» **PROVIDED DATA**
◆ ◆ ◆

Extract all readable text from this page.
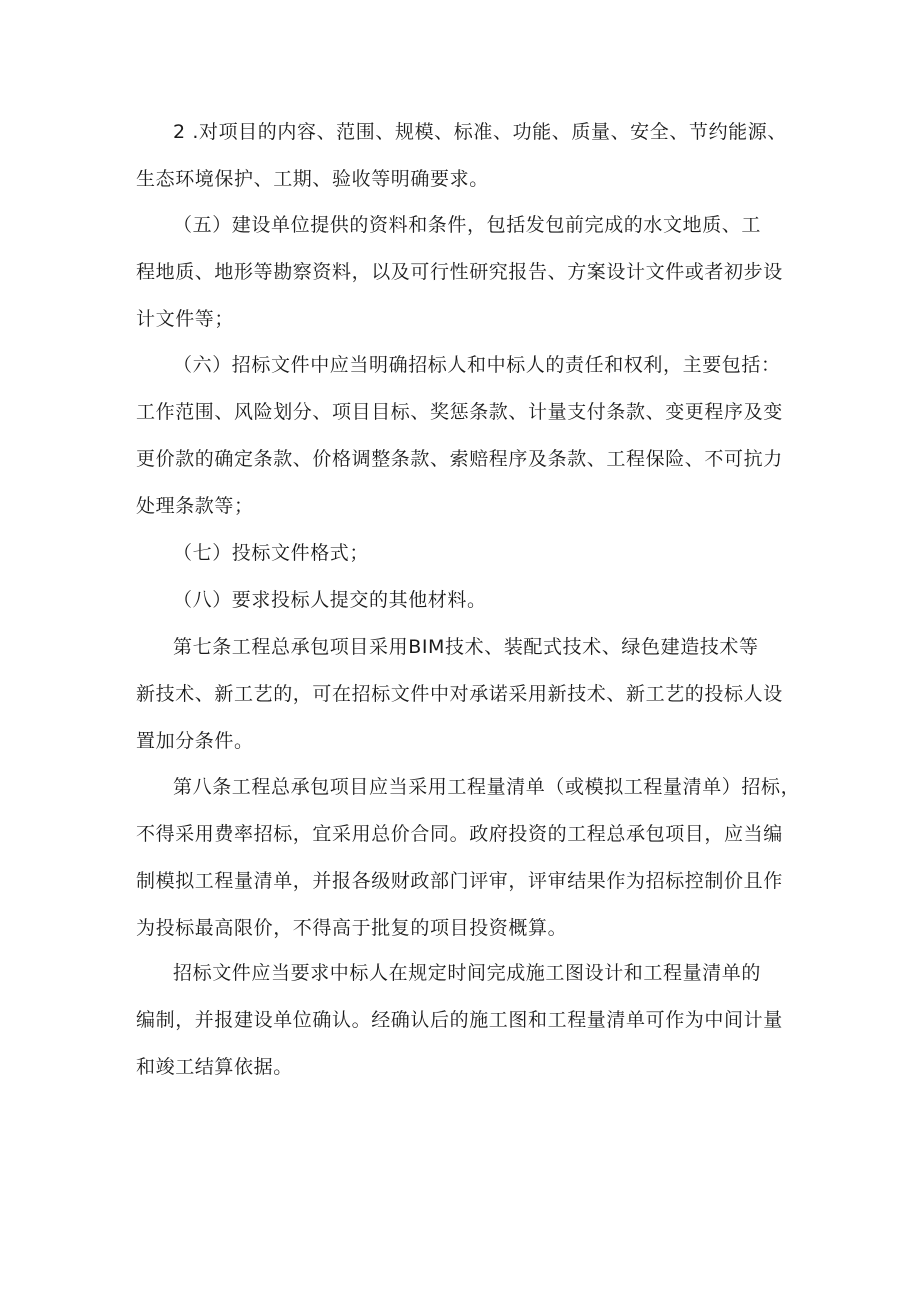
2 .对项目的内容、范围、规模、标准、功能、质量、安全、节约能源、
生态环境保护、工期、验收等明确要求。

（五）建设单位提供的资料和条件，包括发包前完成的水文地质、工
程地质、地形等勘察资料，以及可行性研究报告、方案设计文件或者初步设
计文件等；

（六）招标文件中应当明确招标人和中标人的责任和权利，主要包括：
工作范围、风险划分、项目目标、奖惩条款、计量支付条款、变更程序及变
更价款的确定条款、价格调整条款、索赔程序及条款、工程保险、不可抗力
处理条款等；

（七）投标文件格式；

（八）要求投标人提交的其他材料。

第七条工程总承包项目采用BIM技术、装配式技术、绿色建造技术等
新技术、新工艺的，可在招标文件中对承诺采用新技术、新工艺的投标人设
置加分条件。

第八条工程总承包项目应当采用工程量清单（或模拟工程量清单）招标，
不得采用费率招标，宜采用总价合同。政府投资的工程总承包项目，应当编
制模拟工程量清单，并报各级财政部门评审，评审结果作为招标控制价且作
为投标最高限价，不得高于批复的项目投资概算。

招标文件应当要求中标人在规定时间完成施工图设计和工程量清单的
编制，并报建设单位确认。经确认后的施工图和工程量清单可作为中间计量
和竣工结算依据。
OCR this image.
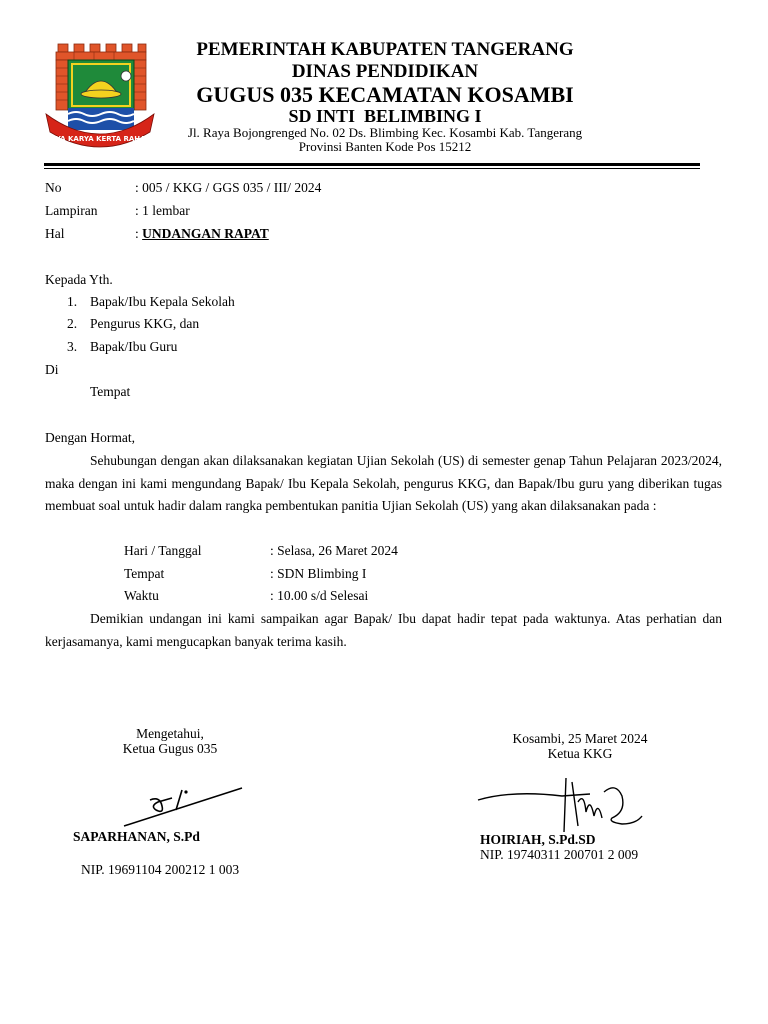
SATYA KARYA KERTA RAHARJA
PEMERINTAH KABUPATEN TANGERANG
DINAS PENDIDIKAN
GUGUS 035 KECAMATAN KOSAMBI
SD INTI  BELIMBING I
Jl. Raya Bojongrenged No. 02 Ds. Blimbing Kec. Kosambi Kab. Tangerang
Provinsi Banten Kode Pos 15212
No	: 005 / KKG / GGS 035 / III/ 2024
Lampiran	: 1 lembar
Hal	: UNDANGAN RAPAT
Kepada Yth.
1. Bapak/Ibu Kepala Sekolah
2. Pengurus KKG, dan
3. Bapak/Ibu Guru
Di
Tempat
Dengan Hormat,
Sehubungan dengan akan dilaksanakan kegiatan Ujian Sekolah (US) di semester genap Tahun Pelajaran 2023/2024, maka dengan ini kami mengundang Bapak/ Ibu Kepala Sekolah, pengurus KKG, dan Bapak/Ibu guru yang diberikan tugas membuat soal untuk hadir dalam rangka pembentukan panitia Ujian Sekolah (US) yang akan dilaksanakan pada :
Hari / Tanggal	: Selasa, 26 Maret 2024
Tempat	: SDN Blimbing I
Waktu	: 10.00 s/d Selesai
Demikian undangan ini kami sampaikan agar Bapak/ Ibu dapat hadir tepat pada waktunya. Atas perhatian dan kerjasamanya, kami mengucapkan banyak terima kasih.
Mengetahui,
Ketua Gugus 035
SAPARHANAN, S.Pd
NIP. 19691104 200212 1 003
Kosambi, 25 Maret 2024
Ketua KKG
HOIRIAH, S.Pd.SD
NIP. 19740311 200701 2 009
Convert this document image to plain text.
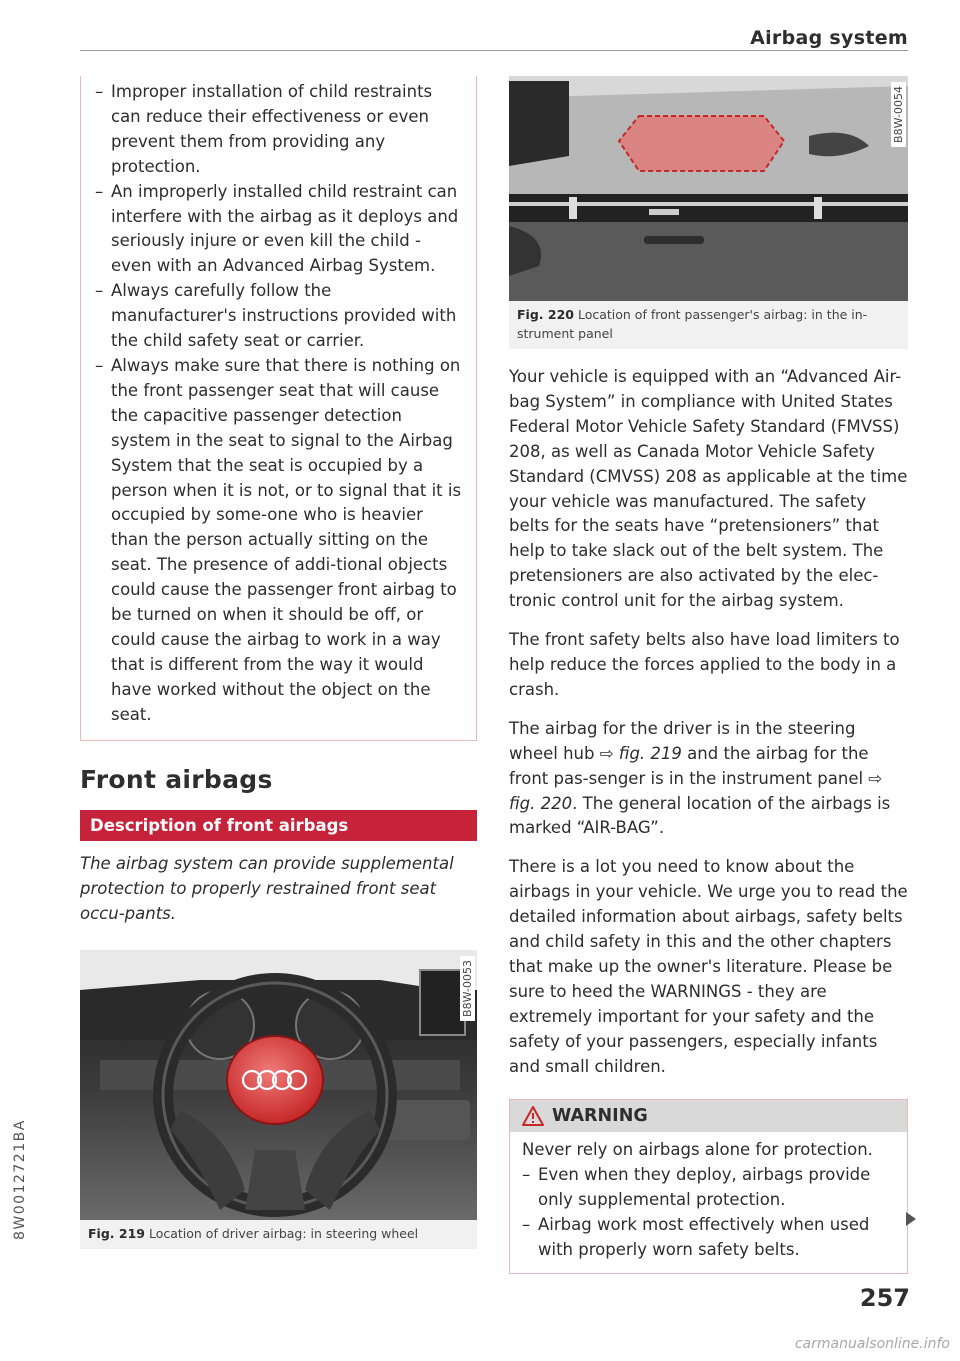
Airbag system
8W0012721BA
– Improper installation of child restraints can reduce their effectiveness or even prevent them from providing any protection.
– An improperly installed child restraint can interfere with the airbag as it deploys and seriously injure or even kill the child - even with an Advanced Airbag System.
– Always carefully follow the manufacturer's instructions provided with the child safety seat or carrier.
– Always make sure that there is nothing on the front passenger seat that will cause the capacitive passenger detection system in the seat to signal to the Airbag System that the seat is occupied by a person when it is not, or to signal that it is occupied by some-one who is heavier than the person actually sitting on the seat. The presence of addi-tional objects could cause the passenger front airbag to be turned on when it should be off, or could cause the airbag to work in a way that is different from the way it would have worked without the object on the seat.
Front airbags
Description of front airbags

The airbag system can provide supplemental protection to properly restrained front seat occu-pants.

B8W-0053
Fig. 219 Location of driver airbag: in steering wheel
B8W-0054
Fig. 220 Location of front passenger's airbag: in the in-strument panel

Your vehicle is equipped with an “Advanced Air-bag System” in compliance with United States Federal Motor Vehicle Safety Standard (FMVSS) 208, as well as Canada Motor Vehicle Safety Standard (CMVSS) 208 as applicable at the time your vehicle was manufactured. The safety belts for the seats have “pretensioners” that help to take slack out of the belt system. The pretensioners are also activated by the elec-tronic control unit for the airbag system.

The front safety belts also have load limiters to help reduce the forces applied to the body in a crash.

The airbag for the driver is in the steering wheel hub ⇨ fig. 219 and the airbag for the front pas-senger is in the instrument panel ⇨ fig. 220. The general location of the airbags is marked “AIR-BAG”.

There is a lot you need to know about the airbags in your vehicle. We urge you to read the detailed information about airbags, safety belts and child safety in this and the other chapters that make up the owner's literature. Please be sure to heed the WARNINGS - they are extremely important for your safety and the safety of your passengers, especially infants and small children.

WARNING

Never rely on airbags alone for protection.

– Even when they deploy, airbags provide only supplemental protection.
– Airbag work most effectively when used with properly worn safety belts.
257
carmanualsonline.info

◆ ◆ ◆

» **EXERCISE INSTRUCTIONS**
The records above are to be restated exactly, without their pictures.

» **TASK RESULT**
Extract all readable text from this page.
2 .对项目的内容、范围、规模、标准、功能、质量、安全、节约能源、
生态环境保护、工期、验收等明确要求。

（五）建设单位提供的资料和条件，包括发包前完成的水文地质、工
程地质、地形等勘察资料，以及可行性研究报告、方案设计文件或者初步设
计文件等；

（六）招标文件中应当明确招标人和中标人的责任和权利，主要包括：
工作范围、风险划分、项目目标、奖惩条款、计量支付条款、变更程序及变
更价款的确定条款、价格调整条款、索赔程序及条款、工程保险、不可抗力
处理条款等；

（七）投标文件格式；

（八）要求投标人提交的其他材料。

第七条工程总承包项目采用BIM技术、装配式技术、绿色建造技术等
新技术、新工艺的，可在招标文件中对承诺采用新技术、新工艺的投标人设
置加分条件。

第八条工程总承包项目应当采用工程量清单（或模拟工程量清单）招标，
不得采用费率招标，宜采用总价合同。政府投资的工程总承包项目，应当编
制模拟工程量清单，并报各级财政部门评审，评审结果作为招标控制价且作
为投标最高限价，不得高于批复的项目投资概算。

招标文件应当要求中标人在规定时间完成施工图设计和工程量清单的
编制，并报建设单位确认。经确认后的施工图和工程量清单可作为中间计量
和竣工结算依据。
OCR this image.
SATYA KARYA KERTA RAHARJA
PEMERINTAH KABUPATEN TANGERANG
DINAS PENDIDIKAN
GUGUS 035 KECAMATAN KOSAMBI
SD INTI  BELIMBING I
Jl. Raya Bojongrenged No. 02 Ds. Blimbing Kec. Kosambi Kab. Tangerang
Provinsi Banten Kode Pos 15212
No	: 005 / KKG / GGS 035 / III/ 2024
Lampiran	: 1 lembar
Hal	: UNDANGAN RAPAT
Kepada Yth.
1. Bapak/Ibu Kepala Sekolah
2. Pengurus KKG, dan
3. Bapak/Ibu Guru
Di
Tempat
Dengan Hormat,
Sehubungan dengan akan dilaksanakan kegiatan Ujian Sekolah (US) di semester genap Tahun Pelajaran 2023/2024, maka dengan ini kami mengundang Bapak/ Ibu Kepala Sekolah, pengurus KKG, dan Bapak/Ibu guru yang diberikan tugas membuat soal untuk hadir dalam rangka pembentukan panitia Ujian Sekolah (US) yang akan dilaksanakan pada :
Hari / Tanggal	: Selasa, 26 Maret 2024
Tempat	: SDN Blimbing I
Waktu	: 10.00 s/d Selesai
Demikian undangan ini kami sampaikan agar Bapak/ Ibu dapat hadir tepat pada waktunya. Atas perhatian dan kerjasamanya, kami mengucapkan banyak terima kasih.
Mengetahui,
Ketua Gugus 035
SAPARHANAN, S.Pd
NIP. 19691104 200212 1 003
Kosambi, 25 Maret 2024
Ketua KKG
HOIRIAH, S.Pd.SD
NIP. 19740311 200701 2 009
Convert this document image to plain text.
Airbag system
8W0012721BA
– Improper installation of child restraints can reduce their effectiveness or even prevent them from providing any protection.
– An improperly installed child restraint can interfere with the airbag as it deploys and seriously injure or even kill the child - even with an Advanced Airbag System.
– Always carefully follow the manufacturer's instructions provided with the child safety seat or carrier.
– Always make sure that there is nothing on the front passenger seat that will cause the capacitive passenger detection system in the seat to signal to the Airbag System that the seat is occupied by a person when it is not, or to signal that it is occupied by some-one who is heavier than the person actually sitting on the seat. The presence of addi-tional objects could cause the passenger front airbag to be turned on when it should be off, or could cause the airbag to work in a way that is different from the way it would have worked without the object on the seat.
Front airbags
Description of front airbags

The airbag system can provide supplemental protection to properly restrained front seat occu-pants.

B8W-0053
Fig. 219 Location of driver airbag: in steering wheel
B8W-0054
Fig. 220 Location of front passenger's airbag: in the in-strument panel

Your vehicle is equipped with an “Advanced Air-bag System” in compliance with United States Federal Motor Vehicle Safety Standard (FMVSS) 208, as well as Canada Motor Vehicle Safety Standard (CMVSS) 208 as applicable at the time your vehicle was manufactured. The safety belts for the seats have “pretensioners” that help to take slack out of the belt system. The pretensioners are also activated by the elec-tronic control unit for the airbag system.

The front safety belts also have load limiters to help reduce the forces applied to the body in a crash.

The airbag for the driver is in the steering wheel hub ⇨ fig. 219 and the airbag for the front pas-senger is in the instrument panel ⇨ fig. 220. The general location of the airbags is marked “AIR-BAG”.

There is a lot you need to know about the airbags in your vehicle. We urge you to read the detailed information about airbags, safety belts and child safety in this and the other chapters that make up the owner's literature. Please be sure to heed the WARNINGS - they are extremely important for your safety and the safety of your passengers, especially infants and small children.

WARNING

Never rely on airbags alone for protection.

– Even when they deploy, airbags provide only supplemental protection.
– Airbag work most effectively when used with properly worn safety belts.
257
carmanualsonline.info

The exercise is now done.